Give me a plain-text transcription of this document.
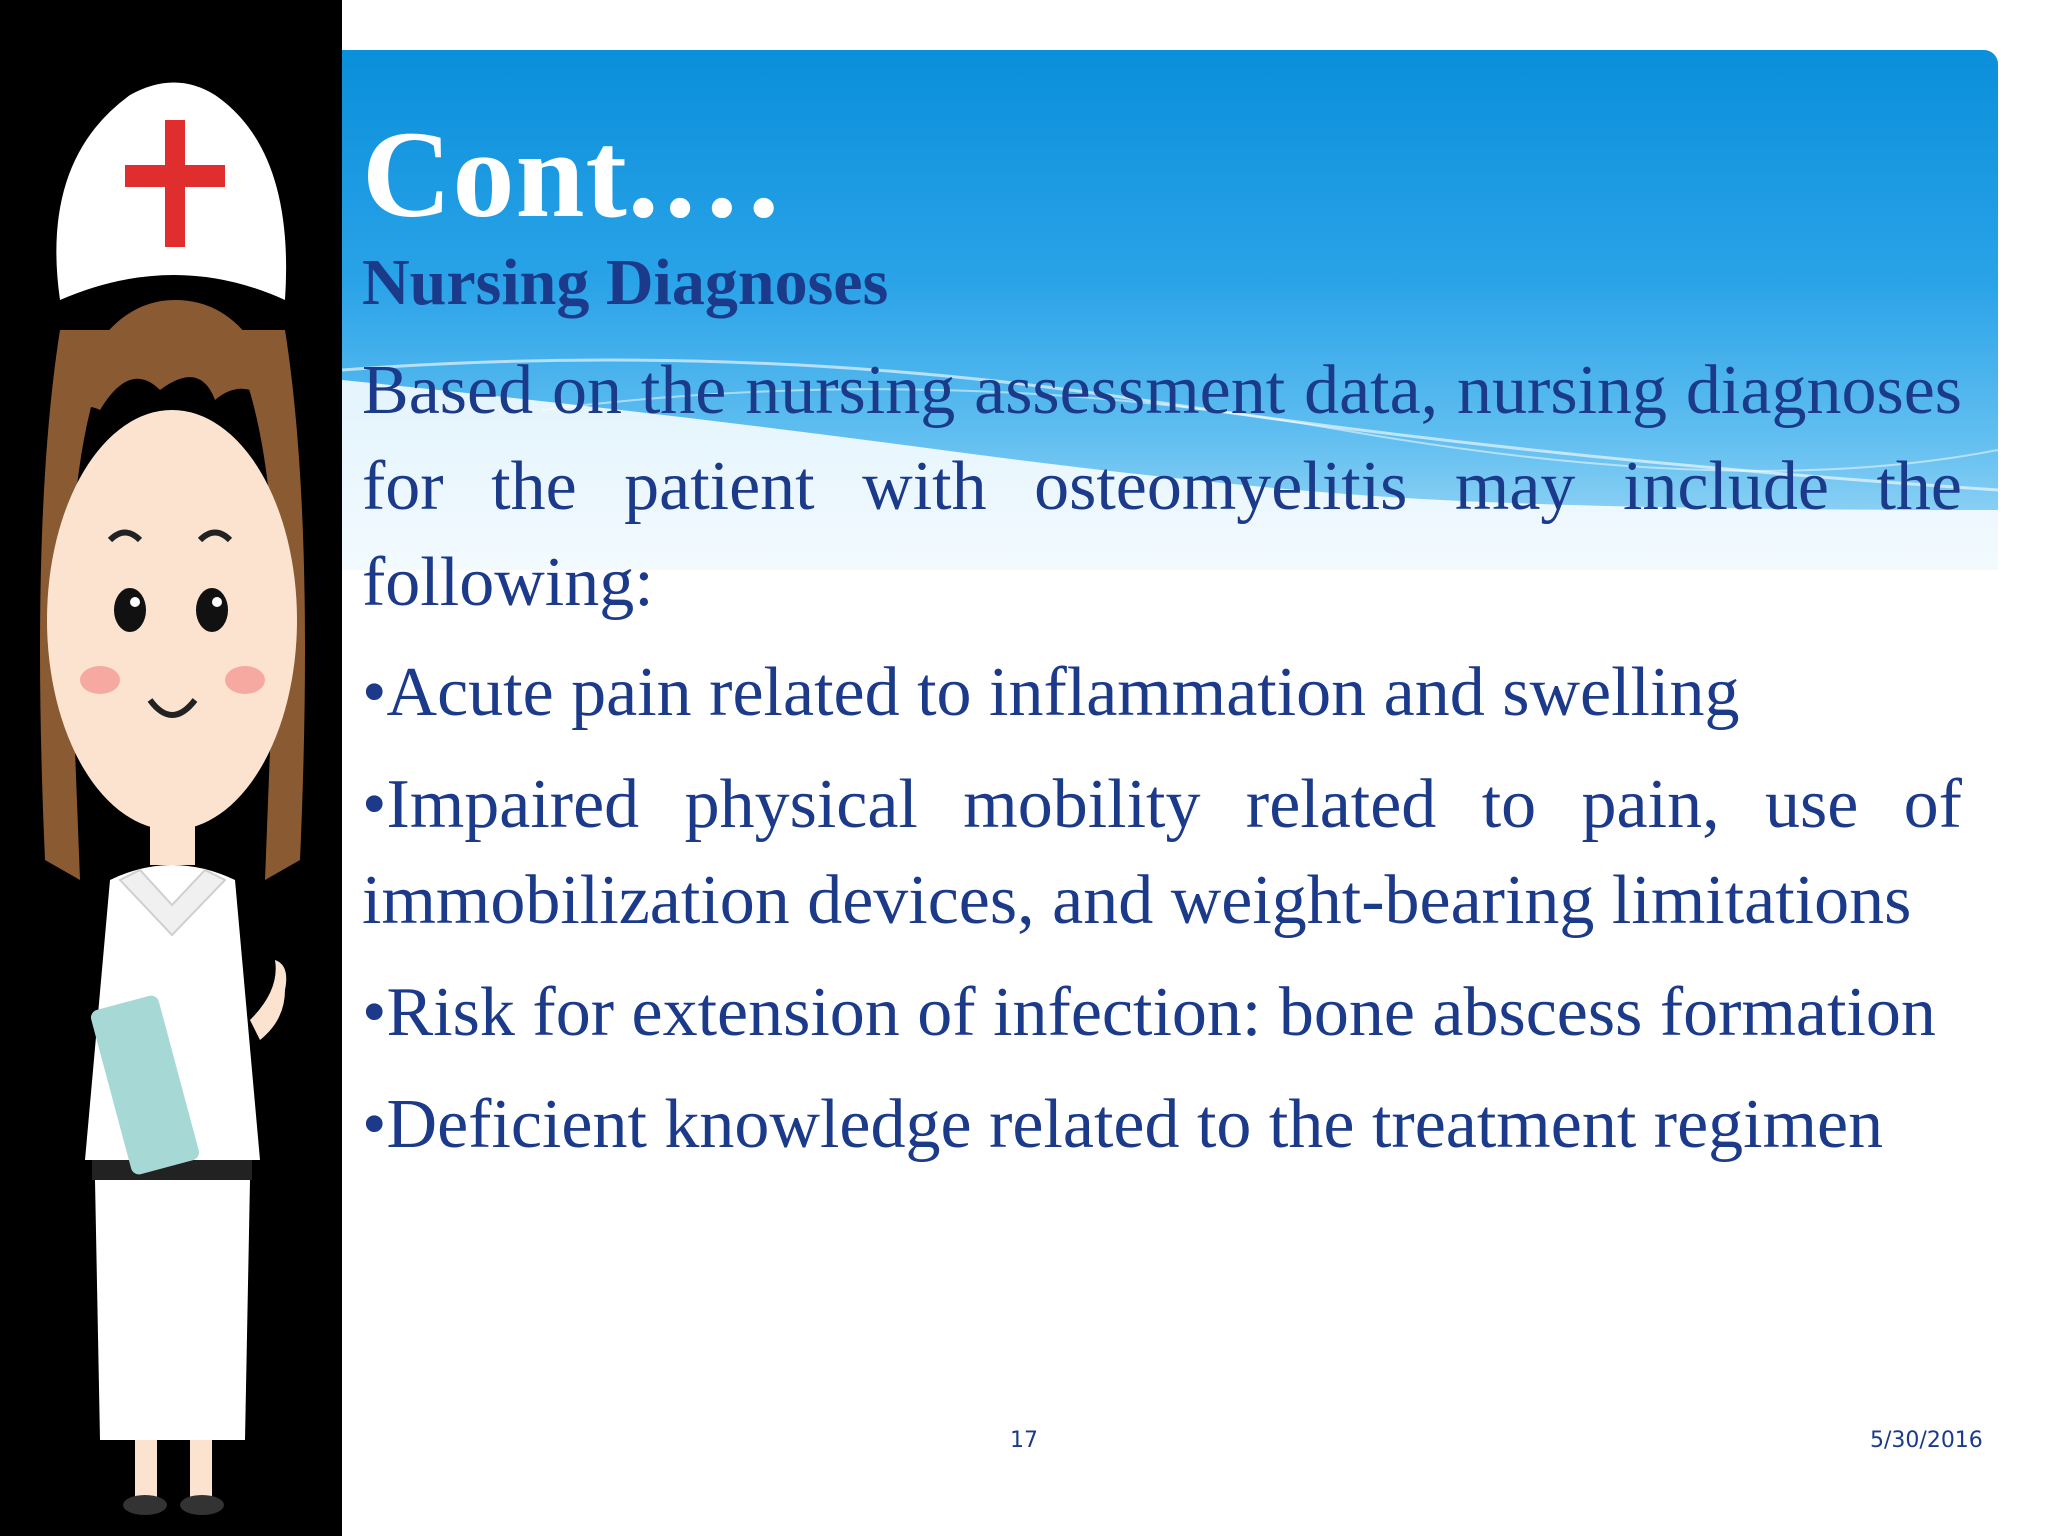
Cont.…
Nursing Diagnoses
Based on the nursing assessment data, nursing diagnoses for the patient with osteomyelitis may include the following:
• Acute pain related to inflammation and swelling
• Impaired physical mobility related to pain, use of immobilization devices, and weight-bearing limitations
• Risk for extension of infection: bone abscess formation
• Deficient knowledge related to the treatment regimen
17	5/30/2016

══════════════════════════════

Pick out all lines from the data above in which the word "related" appears.

_Written reply_.
• Acute pain related to inflammation and swelling
• Impaired physical mobility related to pain, use of immobilization devices, and weight-bearing limitations
• Deficient knowledge related to the treatment regimen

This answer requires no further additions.